TASK BRIEF — Extract the listing in its entirety, keeping each line identical to the original.

(Raw records)
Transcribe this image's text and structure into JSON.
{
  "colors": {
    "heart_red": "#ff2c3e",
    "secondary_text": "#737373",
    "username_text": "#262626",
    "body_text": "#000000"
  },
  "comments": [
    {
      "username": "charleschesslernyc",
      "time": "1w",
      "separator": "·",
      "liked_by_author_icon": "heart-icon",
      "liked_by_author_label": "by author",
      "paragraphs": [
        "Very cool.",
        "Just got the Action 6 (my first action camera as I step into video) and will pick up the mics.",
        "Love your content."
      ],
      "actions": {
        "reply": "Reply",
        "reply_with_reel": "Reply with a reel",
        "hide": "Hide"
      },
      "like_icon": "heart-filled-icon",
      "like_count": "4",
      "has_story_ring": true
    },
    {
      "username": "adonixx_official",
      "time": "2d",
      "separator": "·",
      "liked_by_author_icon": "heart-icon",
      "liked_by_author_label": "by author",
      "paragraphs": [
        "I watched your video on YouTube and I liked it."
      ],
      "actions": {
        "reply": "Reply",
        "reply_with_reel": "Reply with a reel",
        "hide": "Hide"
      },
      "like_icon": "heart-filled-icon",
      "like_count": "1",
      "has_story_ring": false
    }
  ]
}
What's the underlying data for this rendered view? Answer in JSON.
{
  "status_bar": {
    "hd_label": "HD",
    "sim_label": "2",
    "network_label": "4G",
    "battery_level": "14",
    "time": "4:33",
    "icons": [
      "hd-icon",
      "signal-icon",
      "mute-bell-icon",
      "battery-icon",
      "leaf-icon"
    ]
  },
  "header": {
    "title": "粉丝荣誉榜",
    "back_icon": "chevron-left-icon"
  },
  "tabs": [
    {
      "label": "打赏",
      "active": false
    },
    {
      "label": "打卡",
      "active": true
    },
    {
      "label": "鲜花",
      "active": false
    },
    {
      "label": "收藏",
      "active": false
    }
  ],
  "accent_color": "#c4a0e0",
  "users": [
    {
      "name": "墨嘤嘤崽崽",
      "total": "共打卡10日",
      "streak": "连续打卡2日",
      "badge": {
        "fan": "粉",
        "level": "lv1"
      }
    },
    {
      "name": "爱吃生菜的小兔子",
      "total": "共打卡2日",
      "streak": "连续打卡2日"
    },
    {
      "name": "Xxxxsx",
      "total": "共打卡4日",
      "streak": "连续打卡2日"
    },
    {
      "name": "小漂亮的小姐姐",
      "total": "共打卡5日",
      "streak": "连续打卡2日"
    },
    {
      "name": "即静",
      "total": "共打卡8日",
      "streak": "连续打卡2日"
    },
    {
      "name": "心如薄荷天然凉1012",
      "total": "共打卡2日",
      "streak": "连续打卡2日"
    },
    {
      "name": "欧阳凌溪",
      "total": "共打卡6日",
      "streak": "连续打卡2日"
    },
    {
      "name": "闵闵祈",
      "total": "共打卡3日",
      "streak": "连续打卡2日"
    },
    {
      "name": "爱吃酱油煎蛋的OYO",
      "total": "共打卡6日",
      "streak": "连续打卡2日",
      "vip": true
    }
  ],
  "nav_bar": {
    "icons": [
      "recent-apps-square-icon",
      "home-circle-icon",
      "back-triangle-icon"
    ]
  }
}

RESULT OF THIS TASK —
Transcribe this image's text and structure into JSON.
{
  "colors": {
    "heart_red": "#ff2c3e",
    "secondary_text": "#737373",
    "username_text": "#262626",
    "body_text": "#000000"
  },
  "comments": [
    {
      "username": "charleschesslernyc",
      "time": "1w",
      "separator": "·",
      "liked_by_author_icon": "heart-icon",
      "liked_by_author_label": "by author",
      "paragraphs": [
        "Very cool.",
        "Just got the Action 6 (my first action camera as I step into video) and will pick up the mics.",
        "Love your content."
      ],
      "actions": {
        "reply": "Reply",
        "reply_with_reel": "Reply with a reel",
        "hide": "Hide"
      },
      "like_icon": "heart-filled-icon",
      "like_count": "4",
      "has_story_ring": true
    },
    {
      "username": "adonixx_official",
      "time": "2d",
      "separator": "·",
      "liked_by_author_icon": "heart-icon",
      "liked_by_author_label": "by author",
      "paragraphs": [
        "I watched your video on YouTube and I liked it."
      ],
      "actions": {
        "reply": "Reply",
        "reply_with_reel": "Reply with a reel",
        "hide": "Hide"
      },
      "like_icon": "heart-filled-icon",
      "like_count": "1",
      "has_story_ring": false
    }
  ]
}
What's the underlying data for this rendered view? Answer in JSON.
{
  "status_bar": {
    "hd_label": "HD",
    "sim_label": "2",
    "network_label": "4G",
    "battery_level": "14",
    "time": "4:33",
    "icons": [
      "hd-icon",
      "signal-icon",
      "mute-bell-icon",
      "battery-icon",
      "leaf-icon"
    ]
  },
  "header": {
    "title": "粉丝荣誉榜",
    "back_icon": "chevron-left-icon"
  },
  "tabs": [
    {
      "label": "打赏",
      "active": false
    },
    {
      "label": "打卡",
      "active": true
    },
    {
      "label": "鲜花",
      "active": false
    },
    {
      "label": "收藏",
      "active": false
    }
  ],
  "accent_color": "#c4a0e0",
  "users": [
    {
      "name": "墨嘤嘤崽崽",
      "total": "共打卡10日",
      "streak": "连续打卡2日",
      "badge": {
        "fan": "粉",
        "level": "lv1"
      }
    },
    {
      "name": "爱吃生菜的小兔子",
      "total": "共打卡2日",
      "streak": "连续打卡2日"
    },
    {
      "name": "Xxxxsx",
      "total": "共打卡4日",
      "streak": "连续打卡2日"
    },
    {
      "name": "小漂亮的小姐姐",
      "total": "共打卡5日",
      "streak": "连续打卡2日"
    },
    {
      "name": "即静",
      "total": "共打卡8日",
      "streak": "连续打卡2日"
    },
    {
      "name": "心如薄荷天然凉1012",
      "total": "共打卡2日",
      "streak": "连续打卡2日"
    },
    {
      "name": "欧阳凌溪",
      "total": "共打卡6日",
      "streak": "连续打卡2日"
    },
    {
      "name": "闵闵祈",
      "total": "共打卡3日",
      "streak": "连续打卡2日"
    },
    {
      "name": "爱吃酱油煎蛋的OYO",
      "total": "共打卡6日",
      "streak": "连续打卡2日",
      "vip": true
    }
  ],
  "nav_bar": {
    "icons": [
      "recent-apps-square-icon",
      "home-circle-icon",
      "back-triangle-icon"
    ]
  }
}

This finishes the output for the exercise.